Data excerpts
* * * * * * * * *

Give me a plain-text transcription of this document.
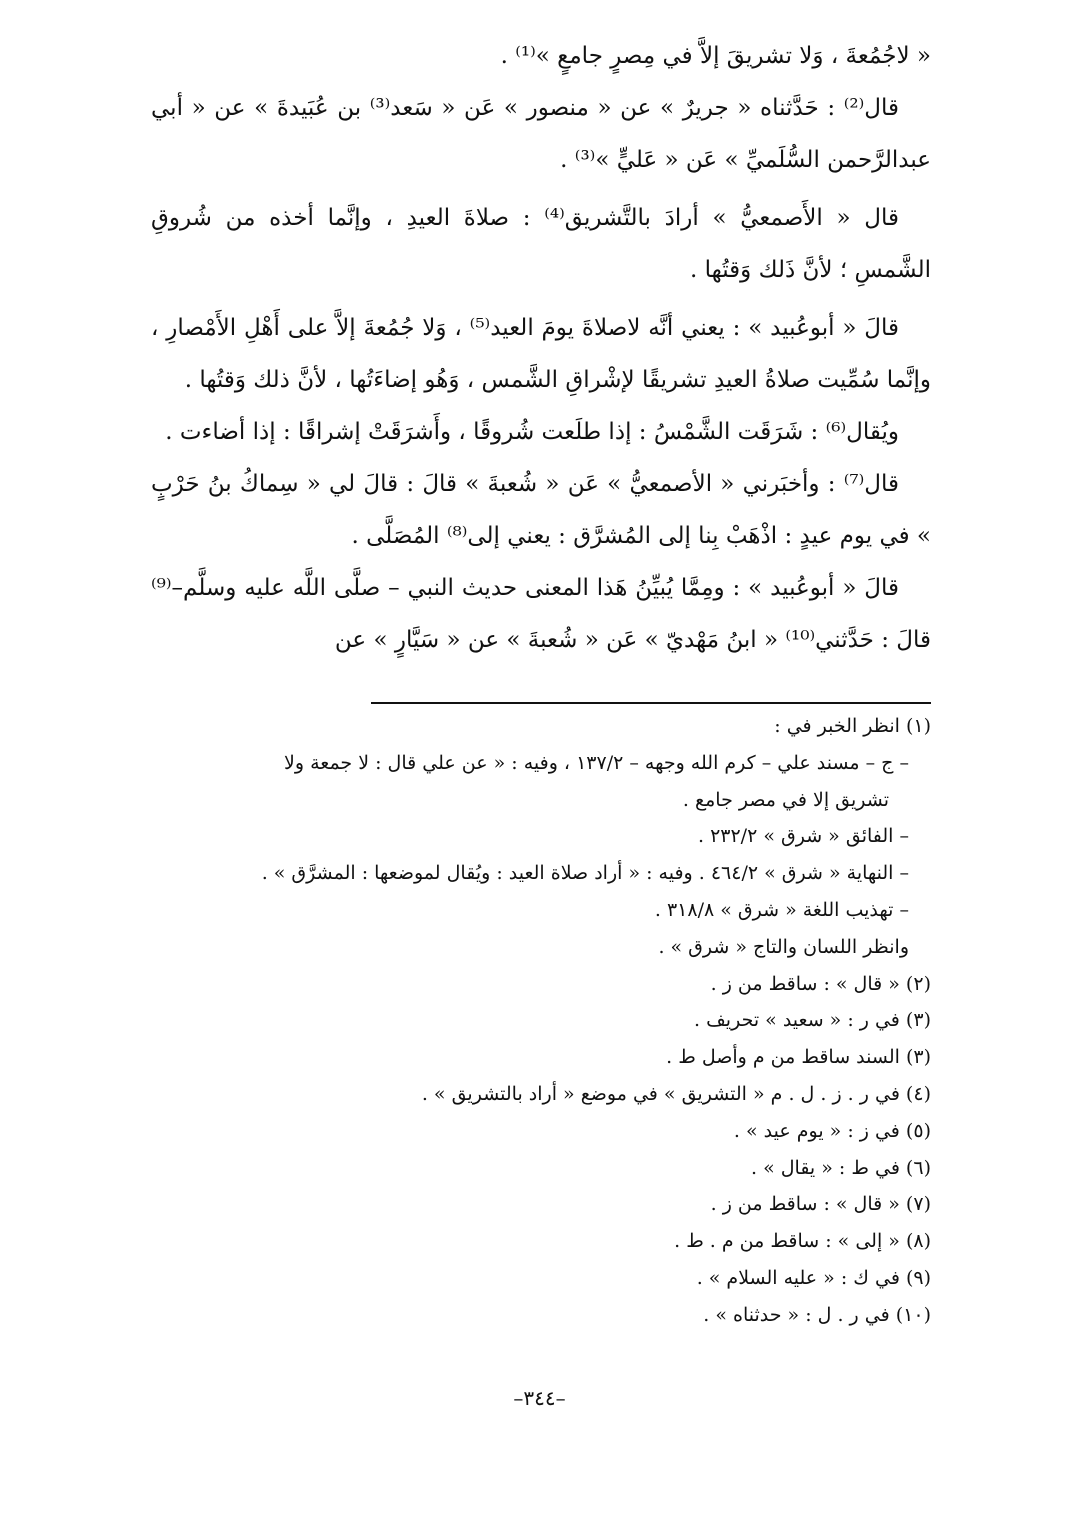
« لاجُمُعةَ ، وَلا تشريقَ إلاَّ في مِصرٍ جامعٍ »⁽¹⁾ .

قال⁽²⁾ : حَدَّثناه « جريرٌ » عن « منصور » عَن « سَعد⁽³⁾ بن عُبَيدةَ » عن « أبي عبدالرَّحمن السُّلَميِّ » عَن « عَليٍّ »⁽³⁾ .

قال « الأَصمعيُّ » أرادَ بالتَّشريق⁽⁴⁾ : صلاةَ العيدِ ، وإنَّما أخذه من شُروقِ الشَّمسِ ؛ لأنَّ ذَلك وَقتُها .

قالَ « أبوعُبيد » : يعني أنَّه لاصلاةَ يومَ العيد⁽⁵⁾ ، وَلا جُمُعةَ إلاَّ على أَهْلِ الأَمْصارِ ، وإنَّما سُمِّيت صلاةُ العيدِ تشريقًا لإشْراقِ الشَّمس ، وَهُو إضاءَتُها ، لأنَّ ذلك وَقتُها .

ويُقال⁽⁶⁾ : شَرَقَت الشَّمْسُ : إذا طلَعت شُروقًا ، وأَشرَقَتْ إشراقًا : إذا أضاءت .

قال⁽⁷⁾ : وأخبَرني « الأصمعيُّ » عَن « شُعبةَ » قالَ : قالَ لي « سِماكُ بنُ حَرْبٍ » في يوم عيدٍ : اذْهَبْ بِنا إلى المُشرَّق : يعني إلى⁽⁸⁾ المُصَلَّى .

قالَ « أبوعُبيد » : ومِمَّا يُبيِّنُ هَذا المعنى حديث النبي – صلَّى اللَّه عليه وسلَّم–⁽⁹⁾ قالَ : حَدَّثني⁽¹⁰⁾ « ابنُ مَهْديّ » عَن « شُعبةَ » عن « سَيَّارٍ » عن

(١) انظر الخبر في :
– ج – مسند علي – كرم الله وجهه – ١٣٧/٢ ، وفيه : « عن علي قال : لا جمعة ولا
تشريق إلا في مصر جامع .
– الفائق « شرق » ٢٣٢/٢ .
– النهاية « شرق » ٤٦٤/٢ . وفيه : « أراد صلاة العيد : ويُقال لموضعها : المشرَّق » .
– تهذيب اللغة « شرق » ٣١٨/٨ .
وانظر اللسان والتاج « شرق » .
(٢) « قال » : ساقط من ز .
(٣) في ر : « سعيد » تحريف .
(٣) السند ساقط من م وأصل ط .
(٤) في ر . ز . ل . م « التشريق » في موضع « أراد بالتشريق » .
(٥) في ز : « يوم عيد » .
(٦) في ط : « يقال » .
(٧) « قال » : ساقط من ز .
(٨) « إلى » : ساقط من م . ط .
(٩) في ك : « عليه السلام » .
(١٠) في ر . ل : « حدثناه » .
–٣٤٤–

* * * * * * * * *

Exercise instructions
Retype each record exactly as it stands, but do not include the pictures.

Output of the task
Give me a plain-text transcription of this document.
« لاجُمُعةَ ، وَلا تشريقَ إلاَّ في مِصرٍ جامعٍ »⁽¹⁾ .

قال⁽²⁾ : حَدَّثناه « جريرٌ » عن « منصور » عَن « سَعد⁽³⁾ بن عُبَيدةَ » عن « أبي عبدالرَّحمن السُّلَميِّ » عَن « عَليٍّ »⁽³⁾ .

قال « الأَصمعيُّ » أرادَ بالتَّشريق⁽⁴⁾ : صلاةَ العيدِ ، وإنَّما أخذه من شُروقِ الشَّمسِ ؛ لأنَّ ذَلك وَقتُها .

قالَ « أبوعُبيد » : يعني أنَّه لاصلاةَ يومَ العيد⁽⁵⁾ ، وَلا جُمُعةَ إلاَّ على أَهْلِ الأَمْصارِ ، وإنَّما سُمِّيت صلاةُ العيدِ تشريقًا لإشْراقِ الشَّمس ، وَهُو إضاءَتُها ، لأنَّ ذلك وَقتُها .

ويُقال⁽⁶⁾ : شَرَقَت الشَّمْسُ : إذا طلَعت شُروقًا ، وأَشرَقَتْ إشراقًا : إذا أضاءت .

قال⁽⁷⁾ : وأخبَرني « الأصمعيُّ » عَن « شُعبةَ » قالَ : قالَ لي « سِماكُ بنُ حَرْبٍ » في يوم عيدٍ : اذْهَبْ بِنا إلى المُشرَّق : يعني إلى⁽⁸⁾ المُصَلَّى .

قالَ « أبوعُبيد » : ومِمَّا يُبيِّنُ هَذا المعنى حديث النبي – صلَّى اللَّه عليه وسلَّم–⁽⁹⁾ قالَ : حَدَّثني⁽¹⁰⁾ « ابنُ مَهْديّ » عَن « شُعبةَ » عن « سَيَّارٍ » عن

(١) انظر الخبر في :
– ج – مسند علي – كرم الله وجهه – ١٣٧/٢ ، وفيه : « عن علي قال : لا جمعة ولا
تشريق إلا في مصر جامع .
– الفائق « شرق » ٢٣٢/٢ .
– النهاية « شرق » ٤٦٤/٢ . وفيه : « أراد صلاة العيد : ويُقال لموضعها : المشرَّق » .
– تهذيب اللغة « شرق » ٣١٨/٨ .
وانظر اللسان والتاج « شرق » .
(٢) « قال » : ساقط من ز .
(٣) في ر : « سعيد » تحريف .
(٣) السند ساقط من م وأصل ط .
(٤) في ر . ز . ل . م « التشريق » في موضع « أراد بالتشريق » .
(٥) في ز : « يوم عيد » .
(٦) في ط : « يقال » .
(٧) « قال » : ساقط من ز .
(٨) « إلى » : ساقط من م . ط .
(٩) في ك : « عليه السلام » .
(١٠) في ر . ل : « حدثناه » .
–٣٤٤–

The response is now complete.